Material shown:
-*-

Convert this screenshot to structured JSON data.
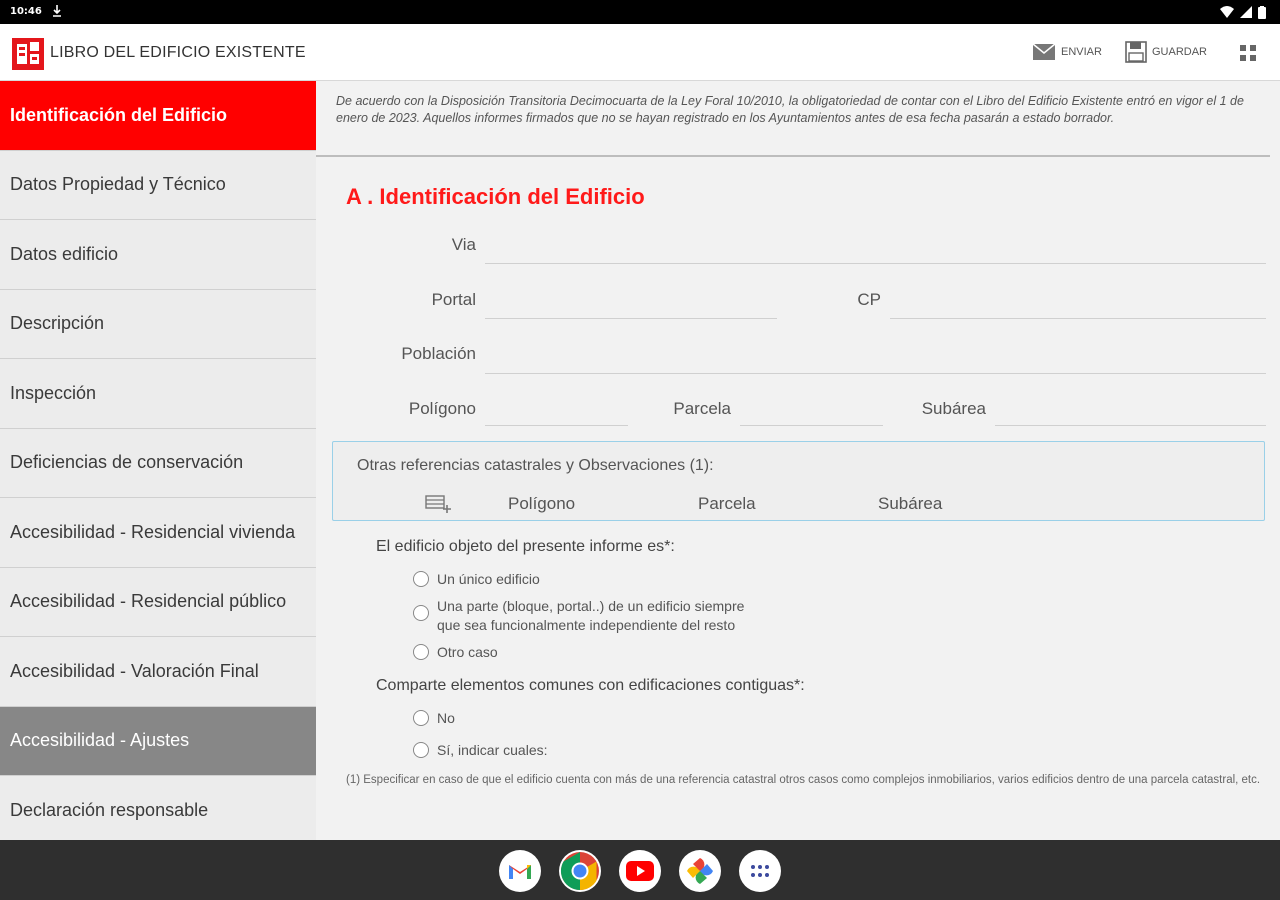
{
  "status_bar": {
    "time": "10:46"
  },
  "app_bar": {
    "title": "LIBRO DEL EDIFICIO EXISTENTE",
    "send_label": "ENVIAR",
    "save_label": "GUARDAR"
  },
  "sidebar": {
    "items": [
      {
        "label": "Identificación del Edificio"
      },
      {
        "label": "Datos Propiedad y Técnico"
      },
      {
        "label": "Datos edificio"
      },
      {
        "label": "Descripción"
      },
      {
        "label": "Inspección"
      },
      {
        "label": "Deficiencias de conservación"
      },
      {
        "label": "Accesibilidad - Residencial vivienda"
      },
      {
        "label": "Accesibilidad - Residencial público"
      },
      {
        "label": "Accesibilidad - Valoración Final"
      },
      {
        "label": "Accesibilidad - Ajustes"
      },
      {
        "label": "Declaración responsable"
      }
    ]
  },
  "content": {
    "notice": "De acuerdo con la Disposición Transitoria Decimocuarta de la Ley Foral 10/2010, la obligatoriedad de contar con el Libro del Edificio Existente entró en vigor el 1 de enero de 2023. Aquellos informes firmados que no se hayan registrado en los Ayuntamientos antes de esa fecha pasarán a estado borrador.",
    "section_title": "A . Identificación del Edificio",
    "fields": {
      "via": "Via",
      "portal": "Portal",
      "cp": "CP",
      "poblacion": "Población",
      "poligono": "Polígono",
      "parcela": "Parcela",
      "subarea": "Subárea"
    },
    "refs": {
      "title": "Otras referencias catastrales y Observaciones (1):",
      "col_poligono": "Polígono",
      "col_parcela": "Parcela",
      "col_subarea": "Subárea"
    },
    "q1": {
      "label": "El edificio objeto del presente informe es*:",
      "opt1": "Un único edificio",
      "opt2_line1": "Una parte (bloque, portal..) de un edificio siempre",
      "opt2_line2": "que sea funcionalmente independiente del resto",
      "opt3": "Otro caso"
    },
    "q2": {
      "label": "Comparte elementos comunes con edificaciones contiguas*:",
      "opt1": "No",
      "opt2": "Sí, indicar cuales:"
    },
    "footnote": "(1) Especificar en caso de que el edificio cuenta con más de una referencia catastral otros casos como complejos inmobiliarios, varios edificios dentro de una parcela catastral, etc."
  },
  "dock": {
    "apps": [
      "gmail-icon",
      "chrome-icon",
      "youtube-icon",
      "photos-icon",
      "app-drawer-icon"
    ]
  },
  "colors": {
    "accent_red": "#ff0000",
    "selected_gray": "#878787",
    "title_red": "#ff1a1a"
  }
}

-*-

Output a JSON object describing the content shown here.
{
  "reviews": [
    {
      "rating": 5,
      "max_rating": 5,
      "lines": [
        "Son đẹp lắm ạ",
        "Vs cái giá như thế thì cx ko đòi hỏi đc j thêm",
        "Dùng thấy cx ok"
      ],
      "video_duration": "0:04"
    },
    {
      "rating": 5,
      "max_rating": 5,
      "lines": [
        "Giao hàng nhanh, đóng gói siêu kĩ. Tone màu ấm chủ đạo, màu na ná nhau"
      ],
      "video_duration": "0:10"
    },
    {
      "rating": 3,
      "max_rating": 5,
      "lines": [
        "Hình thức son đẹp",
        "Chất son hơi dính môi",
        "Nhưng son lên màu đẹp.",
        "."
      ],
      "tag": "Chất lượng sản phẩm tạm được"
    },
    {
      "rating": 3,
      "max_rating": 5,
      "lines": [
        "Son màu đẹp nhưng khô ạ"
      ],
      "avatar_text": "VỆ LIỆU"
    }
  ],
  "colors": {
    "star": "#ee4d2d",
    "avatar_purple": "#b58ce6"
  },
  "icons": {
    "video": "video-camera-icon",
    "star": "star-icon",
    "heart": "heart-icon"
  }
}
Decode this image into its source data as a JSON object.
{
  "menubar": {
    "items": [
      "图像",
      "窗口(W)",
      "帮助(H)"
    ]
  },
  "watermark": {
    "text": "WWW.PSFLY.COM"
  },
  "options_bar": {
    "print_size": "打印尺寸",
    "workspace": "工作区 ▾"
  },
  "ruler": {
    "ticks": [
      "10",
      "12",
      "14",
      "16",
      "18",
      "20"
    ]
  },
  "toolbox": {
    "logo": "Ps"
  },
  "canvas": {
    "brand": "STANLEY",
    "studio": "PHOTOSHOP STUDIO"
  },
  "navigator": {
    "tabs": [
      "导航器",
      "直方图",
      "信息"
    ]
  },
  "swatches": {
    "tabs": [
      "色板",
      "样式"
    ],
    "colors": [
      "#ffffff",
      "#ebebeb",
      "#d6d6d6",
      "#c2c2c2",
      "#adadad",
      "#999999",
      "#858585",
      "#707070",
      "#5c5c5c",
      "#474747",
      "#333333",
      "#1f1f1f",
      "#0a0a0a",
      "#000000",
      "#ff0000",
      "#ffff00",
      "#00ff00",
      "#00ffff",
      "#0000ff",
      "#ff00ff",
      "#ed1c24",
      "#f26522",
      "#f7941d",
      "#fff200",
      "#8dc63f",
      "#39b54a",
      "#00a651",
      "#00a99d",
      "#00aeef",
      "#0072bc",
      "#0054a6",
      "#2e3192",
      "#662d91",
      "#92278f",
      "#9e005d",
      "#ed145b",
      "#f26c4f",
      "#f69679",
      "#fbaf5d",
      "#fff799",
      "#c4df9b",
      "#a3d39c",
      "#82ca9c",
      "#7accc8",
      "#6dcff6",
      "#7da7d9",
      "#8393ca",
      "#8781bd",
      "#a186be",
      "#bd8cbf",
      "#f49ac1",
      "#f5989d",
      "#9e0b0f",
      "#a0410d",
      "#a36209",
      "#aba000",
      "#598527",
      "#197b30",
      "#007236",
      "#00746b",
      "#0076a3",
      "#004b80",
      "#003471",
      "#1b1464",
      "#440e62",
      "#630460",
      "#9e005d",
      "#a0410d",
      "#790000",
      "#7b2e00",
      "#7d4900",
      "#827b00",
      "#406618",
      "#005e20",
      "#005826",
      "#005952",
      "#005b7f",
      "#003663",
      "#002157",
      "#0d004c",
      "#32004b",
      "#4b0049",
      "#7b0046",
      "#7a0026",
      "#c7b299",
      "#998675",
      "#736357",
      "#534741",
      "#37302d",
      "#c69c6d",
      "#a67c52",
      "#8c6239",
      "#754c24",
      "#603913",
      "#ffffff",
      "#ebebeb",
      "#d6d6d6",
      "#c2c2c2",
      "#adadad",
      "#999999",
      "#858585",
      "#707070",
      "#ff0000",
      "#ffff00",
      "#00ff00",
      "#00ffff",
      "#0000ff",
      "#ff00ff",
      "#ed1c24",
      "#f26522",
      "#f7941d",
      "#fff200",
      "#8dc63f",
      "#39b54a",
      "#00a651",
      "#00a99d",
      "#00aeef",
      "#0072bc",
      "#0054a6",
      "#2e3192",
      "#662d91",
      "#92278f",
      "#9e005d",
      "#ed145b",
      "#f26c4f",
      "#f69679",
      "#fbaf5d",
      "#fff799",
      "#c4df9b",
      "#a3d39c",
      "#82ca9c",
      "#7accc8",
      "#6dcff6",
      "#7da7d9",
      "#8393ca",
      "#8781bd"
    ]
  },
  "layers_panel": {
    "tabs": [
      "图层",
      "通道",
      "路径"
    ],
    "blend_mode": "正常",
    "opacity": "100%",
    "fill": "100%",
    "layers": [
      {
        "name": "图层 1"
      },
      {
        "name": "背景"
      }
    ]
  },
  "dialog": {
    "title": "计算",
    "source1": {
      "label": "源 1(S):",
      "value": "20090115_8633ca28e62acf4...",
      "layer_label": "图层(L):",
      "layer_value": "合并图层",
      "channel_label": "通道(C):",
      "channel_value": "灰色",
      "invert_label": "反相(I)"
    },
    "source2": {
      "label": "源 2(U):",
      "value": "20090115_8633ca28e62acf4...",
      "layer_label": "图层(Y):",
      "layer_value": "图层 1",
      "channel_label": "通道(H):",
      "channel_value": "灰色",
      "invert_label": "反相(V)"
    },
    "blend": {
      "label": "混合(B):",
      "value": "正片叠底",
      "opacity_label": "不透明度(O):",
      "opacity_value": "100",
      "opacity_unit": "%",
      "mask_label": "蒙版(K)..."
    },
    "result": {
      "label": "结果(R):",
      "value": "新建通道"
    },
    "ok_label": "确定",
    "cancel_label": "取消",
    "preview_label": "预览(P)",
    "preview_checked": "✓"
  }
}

-*-

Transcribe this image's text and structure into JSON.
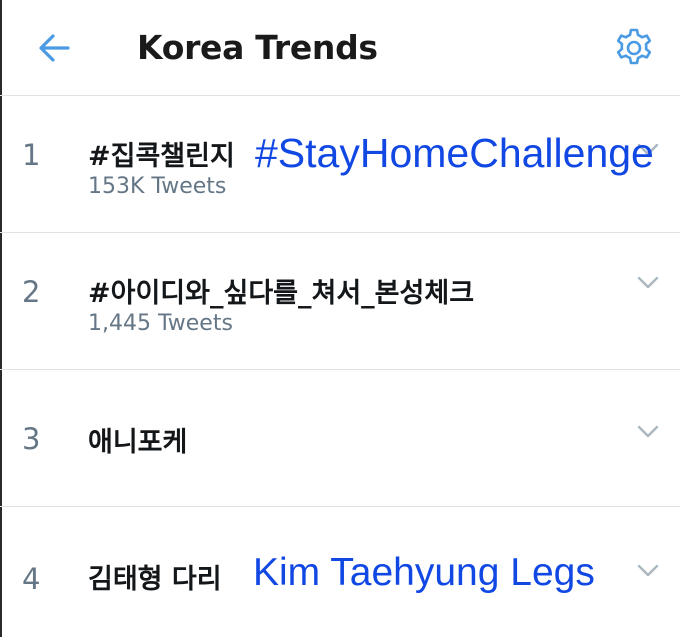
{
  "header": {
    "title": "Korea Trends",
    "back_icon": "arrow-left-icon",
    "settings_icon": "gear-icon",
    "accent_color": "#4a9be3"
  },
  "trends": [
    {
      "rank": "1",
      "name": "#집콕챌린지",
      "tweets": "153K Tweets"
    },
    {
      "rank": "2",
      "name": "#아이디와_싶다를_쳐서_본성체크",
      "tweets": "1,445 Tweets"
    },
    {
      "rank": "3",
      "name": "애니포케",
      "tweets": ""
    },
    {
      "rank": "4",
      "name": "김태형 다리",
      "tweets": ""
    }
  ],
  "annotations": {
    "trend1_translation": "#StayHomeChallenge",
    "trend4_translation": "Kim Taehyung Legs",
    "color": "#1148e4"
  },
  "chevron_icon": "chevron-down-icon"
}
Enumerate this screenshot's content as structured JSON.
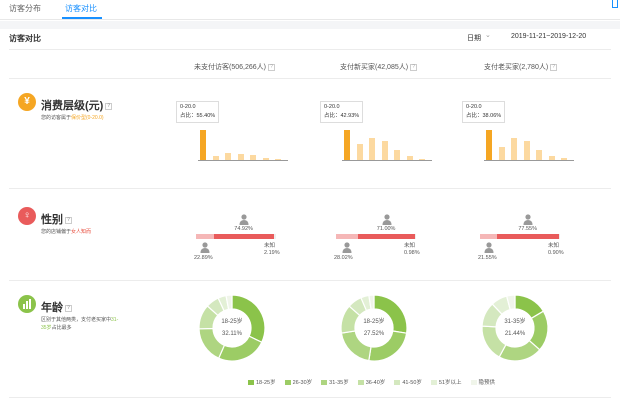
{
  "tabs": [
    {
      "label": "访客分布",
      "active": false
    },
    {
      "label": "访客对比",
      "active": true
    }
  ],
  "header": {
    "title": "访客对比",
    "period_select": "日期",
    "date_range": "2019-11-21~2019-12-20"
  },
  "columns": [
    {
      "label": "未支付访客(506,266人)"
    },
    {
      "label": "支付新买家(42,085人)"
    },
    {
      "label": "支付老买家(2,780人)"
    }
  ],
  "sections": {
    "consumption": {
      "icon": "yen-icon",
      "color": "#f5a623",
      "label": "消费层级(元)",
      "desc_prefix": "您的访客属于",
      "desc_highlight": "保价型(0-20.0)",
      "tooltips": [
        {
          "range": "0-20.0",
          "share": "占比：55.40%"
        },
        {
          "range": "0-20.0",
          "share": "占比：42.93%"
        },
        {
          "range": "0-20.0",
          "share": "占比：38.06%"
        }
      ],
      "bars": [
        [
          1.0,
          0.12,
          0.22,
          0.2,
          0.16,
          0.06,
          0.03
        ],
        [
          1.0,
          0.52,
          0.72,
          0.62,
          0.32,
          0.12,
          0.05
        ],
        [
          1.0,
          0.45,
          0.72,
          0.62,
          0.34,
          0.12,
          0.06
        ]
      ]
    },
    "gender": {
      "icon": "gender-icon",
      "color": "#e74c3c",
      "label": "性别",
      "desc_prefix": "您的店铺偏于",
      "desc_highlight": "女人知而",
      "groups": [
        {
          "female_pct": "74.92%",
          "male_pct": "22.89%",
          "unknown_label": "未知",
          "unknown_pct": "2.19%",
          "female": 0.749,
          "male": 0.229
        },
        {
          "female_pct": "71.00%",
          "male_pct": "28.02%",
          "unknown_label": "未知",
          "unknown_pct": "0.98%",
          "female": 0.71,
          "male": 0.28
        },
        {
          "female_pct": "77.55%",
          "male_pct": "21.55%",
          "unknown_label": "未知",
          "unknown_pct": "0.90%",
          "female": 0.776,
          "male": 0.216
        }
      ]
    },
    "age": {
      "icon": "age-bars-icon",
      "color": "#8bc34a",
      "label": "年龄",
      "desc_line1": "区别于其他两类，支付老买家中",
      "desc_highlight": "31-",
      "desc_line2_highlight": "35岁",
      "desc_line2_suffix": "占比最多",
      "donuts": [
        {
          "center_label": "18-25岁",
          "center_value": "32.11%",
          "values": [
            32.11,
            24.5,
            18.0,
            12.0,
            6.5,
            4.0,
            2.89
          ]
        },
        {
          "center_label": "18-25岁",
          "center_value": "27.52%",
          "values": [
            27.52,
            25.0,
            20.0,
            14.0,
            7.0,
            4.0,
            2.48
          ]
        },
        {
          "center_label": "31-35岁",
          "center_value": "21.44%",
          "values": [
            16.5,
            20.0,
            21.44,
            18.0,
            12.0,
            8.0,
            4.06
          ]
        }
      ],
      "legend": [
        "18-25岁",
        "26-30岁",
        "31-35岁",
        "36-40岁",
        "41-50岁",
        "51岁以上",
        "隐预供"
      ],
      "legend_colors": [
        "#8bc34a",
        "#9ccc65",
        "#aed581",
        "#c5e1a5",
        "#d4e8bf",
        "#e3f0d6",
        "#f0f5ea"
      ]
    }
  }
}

-*-

Report how many lines of the entries hold the string "portal". Provide the number alone.

Answer to this exercise:
2